◆ **YOUR TASK**:
From the listing that follows, output everything exactly except the pictures.

START DATASET

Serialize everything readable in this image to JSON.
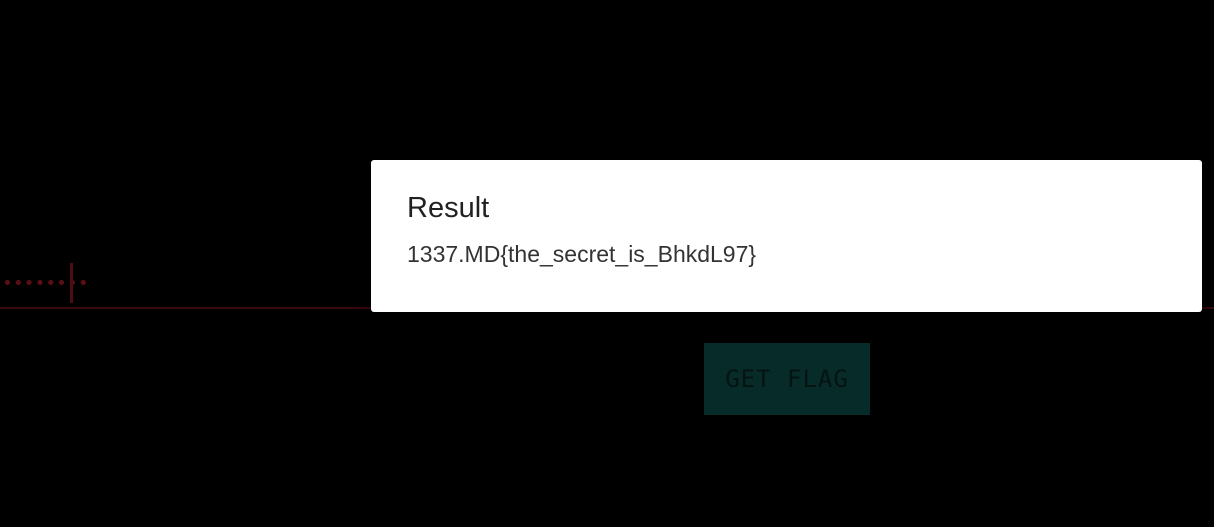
{
  "form": {
    "password_mask": "••••••••",
    "get_flag_label": "GET FLAG"
  },
  "dialog": {
    "title": "Result",
    "message": "1337.MD{the_secret_is_BhkdL97}"
  },
  "colors": {
    "background": "#000000",
    "dialog_background": "#ffffff",
    "button_background": "#062b28",
    "underline": "#3a080d"
  }
}
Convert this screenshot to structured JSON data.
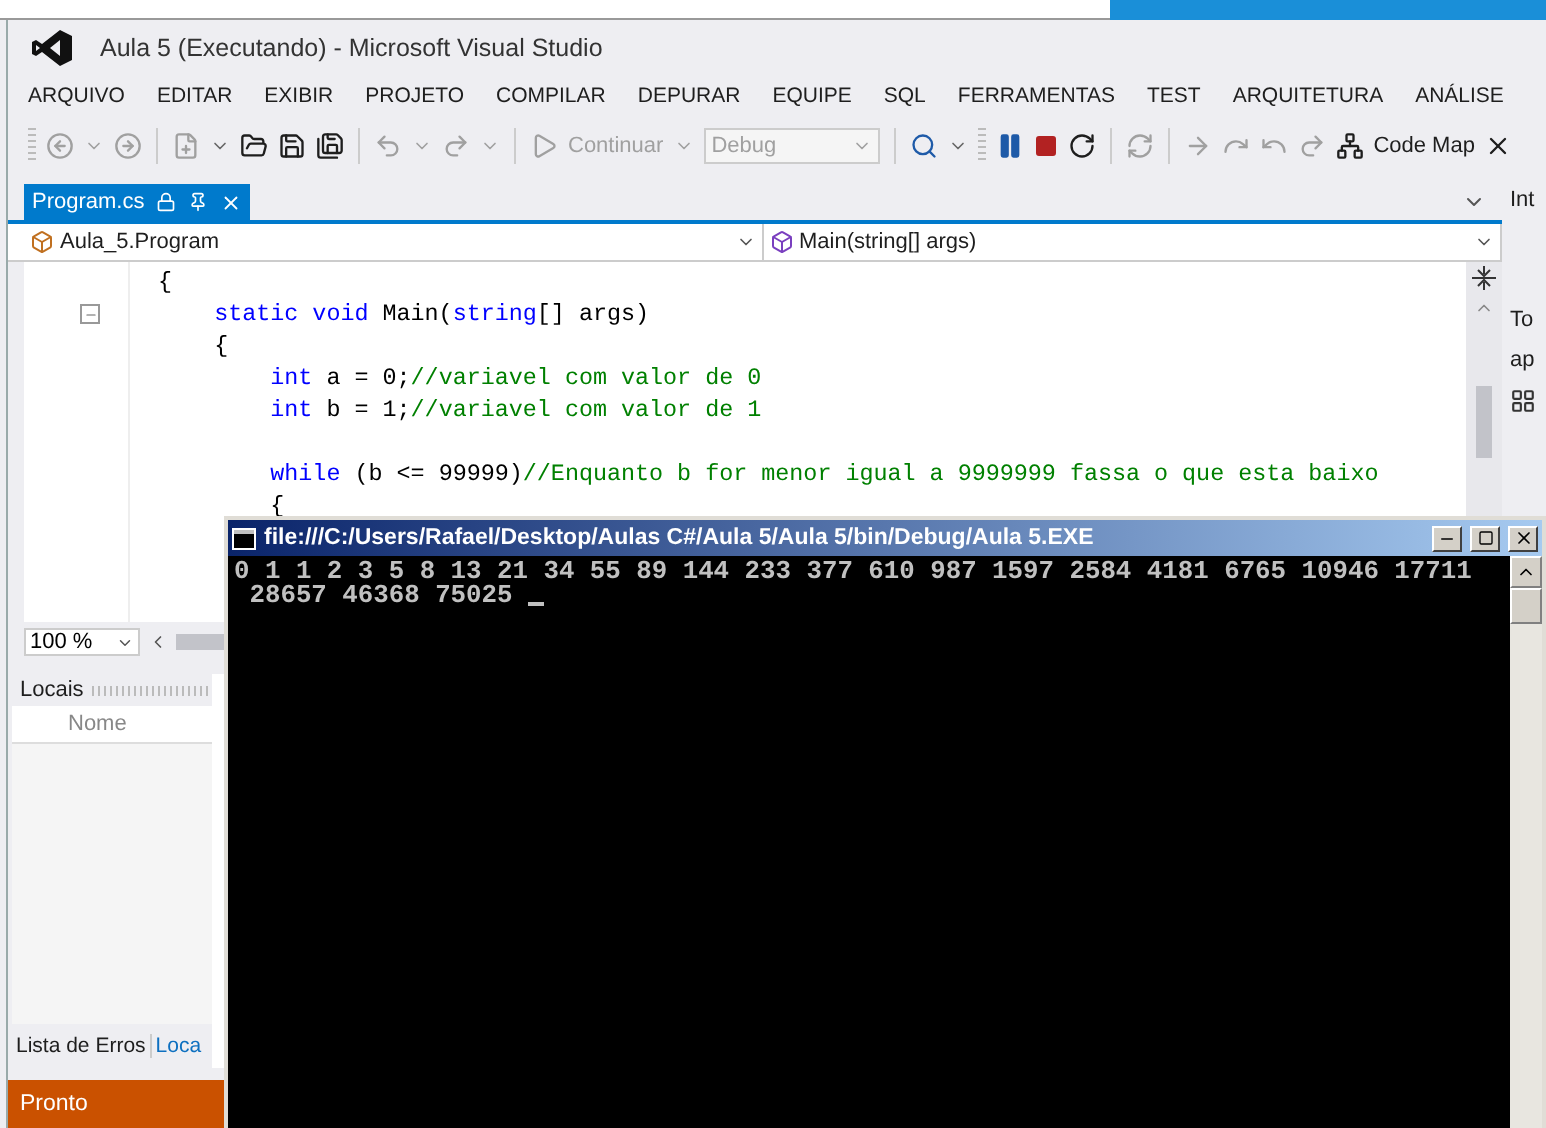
{
  "window": {
    "title": "Aula 5 (Executando) - Microsoft Visual Studio"
  },
  "menu": [
    "ARQUIVO",
    "EDITAR",
    "EXIBIR",
    "PROJETO",
    "COMPILAR",
    "DEPURAR",
    "EQUIPE",
    "SQL",
    "FERRAMENTAS",
    "TEST",
    "ARQUITETURA",
    "ANÁLISE"
  ],
  "toolbar": {
    "continue_label": "Continuar",
    "configuration": "Debug",
    "code_map_label": "Code Map"
  },
  "editor": {
    "tabs": [
      {
        "label": "Program.cs",
        "selected": true
      }
    ],
    "type_dropdown": "Aula_5.Program",
    "member_dropdown": "Main(string[] args)",
    "lines": [
      {
        "fold": false,
        "segments": [
          {
            "kind": "plain",
            "text": "  {"
          }
        ]
      },
      {
        "fold": true,
        "segments": [
          {
            "kind": "keyword",
            "text": "      static void"
          },
          {
            "kind": "plain",
            "text": " Main("
          },
          {
            "kind": "keyword",
            "text": "string"
          },
          {
            "kind": "plain",
            "text": "[] args)"
          }
        ]
      },
      {
        "fold": false,
        "segments": [
          {
            "kind": "plain",
            "text": "      {"
          }
        ]
      },
      {
        "fold": false,
        "segments": [
          {
            "kind": "keyword",
            "text": "          int"
          },
          {
            "kind": "plain",
            "text": " a = 0;"
          },
          {
            "kind": "comment",
            "text": "//variavel com valor de 0"
          }
        ]
      },
      {
        "fold": false,
        "segments": [
          {
            "kind": "keyword",
            "text": "          int"
          },
          {
            "kind": "plain",
            "text": " b = 1;"
          },
          {
            "kind": "comment",
            "text": "//variavel com valor de 1"
          }
        ]
      },
      {
        "fold": false
      },
      {
        "fold": false,
        "segments": [
          {
            "kind": "keyword",
            "text": "          while"
          },
          {
            "kind": "plain",
            "text": " (b <= 99999)"
          },
          {
            "kind": "comment",
            "text": "//Enquanto b for menor igual a 9999999 fassa o que esta baixo"
          }
        ]
      },
      {
        "fold": false,
        "segments": [
          {
            "kind": "plain",
            "text": "          {"
          }
        ]
      }
    ],
    "zoom": "100 %"
  },
  "side_panel": {
    "texts": [
      "Int",
      "To",
      "ap"
    ]
  },
  "locals": {
    "title": "Locais",
    "column": "Nome"
  },
  "bottom_tabs": [
    {
      "label": "Lista de Erros",
      "selected": false
    },
    {
      "label": "Loca",
      "selected": true
    }
  ],
  "status_bar": "Pronto",
  "console": {
    "title": "file:///C:/Users/Rafael/Desktop/Aulas C#/Aula 5/Aula 5/bin/Debug/Aula 5.EXE",
    "lines": [
      "0 1 1 2 3 5 8 13 21 34 55 89 144 233 377 610 987 1597 2584 4181 6765 10946 17711",
      " 28657 46368 75025 "
    ]
  }
}
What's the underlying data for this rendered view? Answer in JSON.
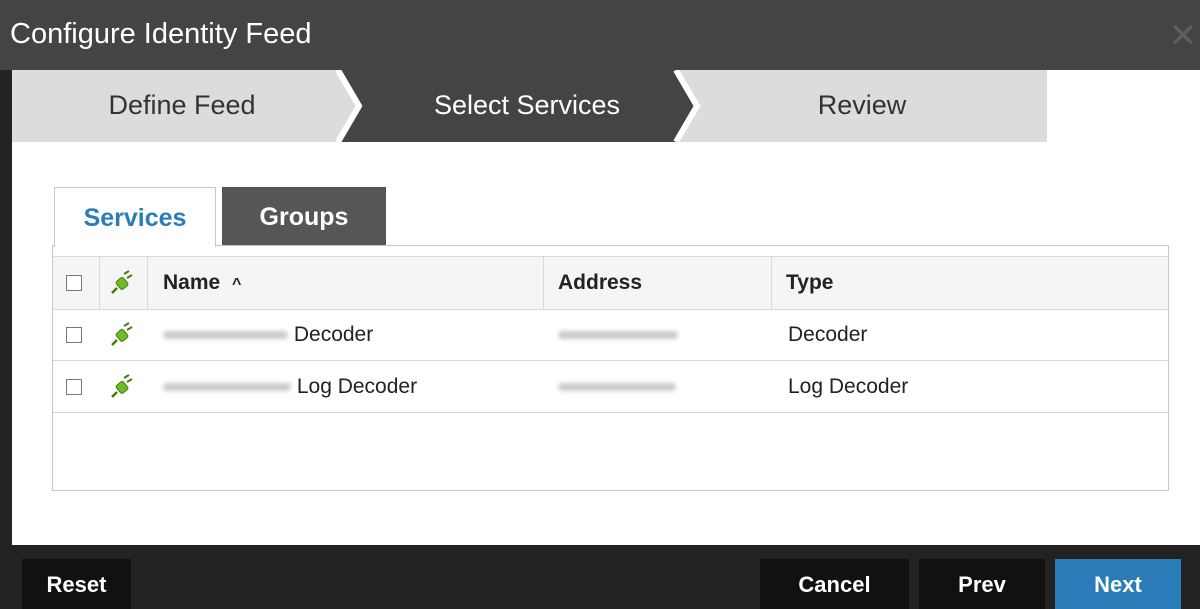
{
  "dialog": {
    "title": "Configure Identity Feed",
    "close_icon": "close-icon"
  },
  "wizard": {
    "steps": [
      {
        "label": "Define Feed",
        "state": "completed"
      },
      {
        "label": "Select Services",
        "state": "active"
      },
      {
        "label": "Review",
        "state": "pending"
      }
    ]
  },
  "tabs": [
    {
      "label": "Services",
      "selected": true
    },
    {
      "label": "Groups",
      "selected": false
    }
  ],
  "table": {
    "columns": {
      "select": "",
      "status": "plug-icon",
      "name": "Name",
      "name_sort": "^",
      "address": "Address",
      "type": "Type"
    },
    "rows": [
      {
        "name": "Decoder",
        "type": "Decoder"
      },
      {
        "name": "Log Decoder",
        "type": "Log Decoder"
      }
    ]
  },
  "footer": {
    "reset": "Reset",
    "cancel": "Cancel",
    "prev": "Prev",
    "next": "Next"
  },
  "colors": {
    "accent": "#2a7db8",
    "step_active": "#444444",
    "step_inactive": "#dcdcdc",
    "plug_green": "#6cbd24"
  }
}
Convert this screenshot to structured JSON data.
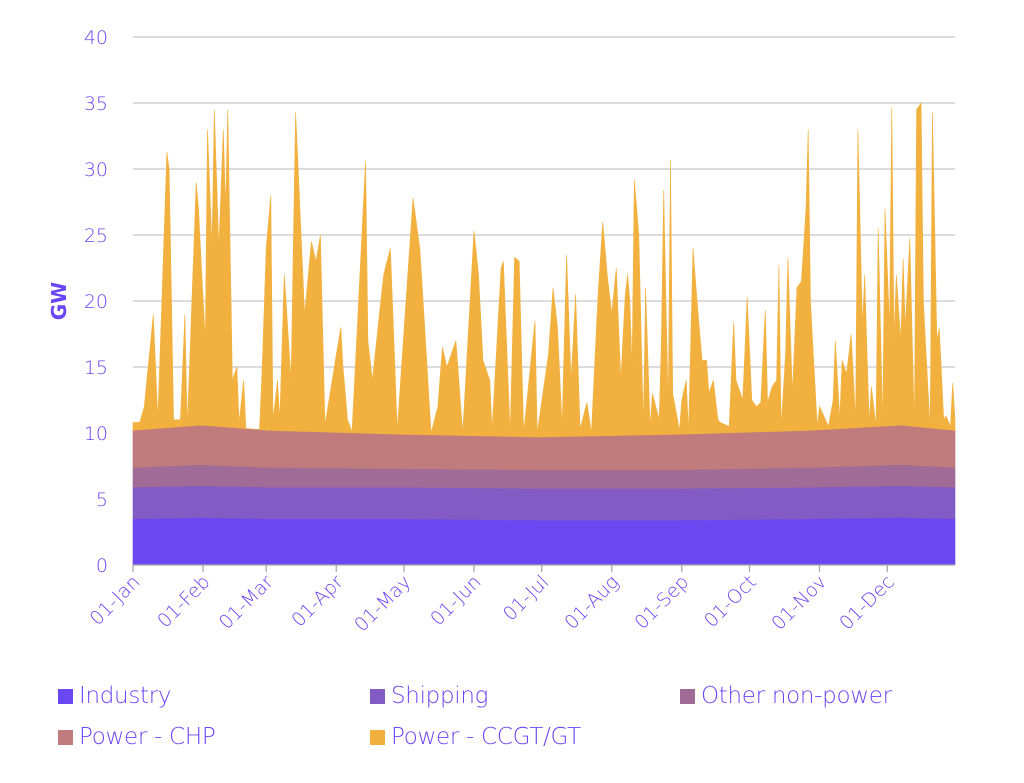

END DATASET

◆ **SOLVED EXERCISE**:
Serialize everything readable in this image to JSON.
{
  "form": {
    "password_mask": "••••••••",
    "get_flag_label": "GET FLAG"
  },
  "dialog": {
    "title": "Result",
    "message": "1337.MD{the_secret_is_BhkdL97}"
  },
  "colors": {
    "background": "#000000",
    "dialog_background": "#ffffff",
    "button_background": "#062b28",
    "underline": "#3a080d"
  }
}
Convert this screenshot to structured JSON data.
{
  "window": {
    "title": "Aula 5 (Executando) - Microsoft Visual Studio"
  },
  "menu": [
    "ARQUIVO",
    "EDITAR",
    "EXIBIR",
    "PROJETO",
    "COMPILAR",
    "DEPURAR",
    "EQUIPE",
    "SQL",
    "FERRAMENTAS",
    "TEST",
    "ARQUITETURA",
    "ANÁLISE"
  ],
  "toolbar": {
    "continue_label": "Continuar",
    "configuration": "Debug",
    "code_map_label": "Code Map"
  },
  "editor": {
    "tabs": [
      {
        "label": "Program.cs",
        "selected": true
      }
    ],
    "type_dropdown": "Aula_5.Program",
    "member_dropdown": "Main(string[] args)",
    "lines": [
      {
        "fold": false,
        "segments": [
          {
            "kind": "plain",
            "text": "  {"
          }
        ]
      },
      {
        "fold": true,
        "segments": [
          {
            "kind": "keyword",
            "text": "      static void"
          },
          {
            "kind": "plain",
            "text": " Main("
          },
          {
            "kind": "keyword",
            "text": "string"
          },
          {
            "kind": "plain",
            "text": "[] args)"
          }
        ]
      },
      {
        "fold": false,
        "segments": [
          {
            "kind": "plain",
            "text": "      {"
          }
        ]
      },
      {
        "fold": false,
        "segments": [
          {
            "kind": "keyword",
            "text": "          int"
          },
          {
            "kind": "plain",
            "text": " a = 0;"
          },
          {
            "kind": "comment",
            "text": "//variavel com valor de 0"
          }
        ]
      },
      {
        "fold": false,
        "segments": [
          {
            "kind": "keyword",
            "text": "          int"
          },
          {
            "kind": "plain",
            "text": " b = 1;"
          },
          {
            "kind": "comment",
            "text": "//variavel com valor de 1"
          }
        ]
      },
      {
        "fold": false
      },
      {
        "fold": false,
        "segments": [
          {
            "kind": "keyword",
            "text": "          while"
          },
          {
            "kind": "plain",
            "text": " (b <= 99999)"
          },
          {
            "kind": "comment",
            "text": "//Enquanto b for menor igual a 9999999 fassa o que esta baixo"
          }
        ]
      },
      {
        "fold": false,
        "segments": [
          {
            "kind": "plain",
            "text": "          {"
          }
        ]
      }
    ],
    "zoom": "100 %"
  },
  "side_panel": {
    "texts": [
      "Int",
      "To",
      "ap"
    ]
  },
  "locals": {
    "title": "Locais",
    "column": "Nome"
  },
  "bottom_tabs": [
    {
      "label": "Lista de Erros",
      "selected": false
    },
    {
      "label": "Loca",
      "selected": true
    }
  ],
  "status_bar": "Pronto",
  "console": {
    "title": "file:///C:/Users/Rafael/Desktop/Aulas C#/Aula 5/Aula 5/bin/Debug/Aula 5.EXE",
    "lines": [
      "0 1 1 2 3 5 8 13 21 34 55 89 144 233 377 610 987 1597 2584 4181 6765 10946 17711",
      " 28657 46368 75025 "
    ]
  }
}
What's the underlying data for this rendered view? Answer in JSON.
{
  "dialog": {
    "title": "Configure Identity Feed",
    "close_icon": "close-icon"
  },
  "wizard": {
    "steps": [
      {
        "label": "Define Feed",
        "state": "completed"
      },
      {
        "label": "Select Services",
        "state": "active"
      },
      {
        "label": "Review",
        "state": "pending"
      }
    ]
  },
  "tabs": [
    {
      "label": "Services",
      "selected": true
    },
    {
      "label": "Groups",
      "selected": false
    }
  ],
  "table": {
    "columns": {
      "select": "",
      "status": "plug-icon",
      "name": "Name",
      "name_sort": "^",
      "address": "Address",
      "type": "Type"
    },
    "rows": [
      {
        "name": "Decoder",
        "type": "Decoder"
      },
      {
        "name": "Log Decoder",
        "type": "Log Decoder"
      }
    ]
  },
  "footer": {
    "reset": "Reset",
    "cancel": "Cancel",
    "prev": "Prev",
    "next": "Next"
  },
  "colors": {
    "accent": "#2a7db8",
    "step_active": "#444444",
    "step_inactive": "#dcdcdc",
    "plug_green": "#6cbd24"
  }
}
Convert this screenshot to structured JSON data.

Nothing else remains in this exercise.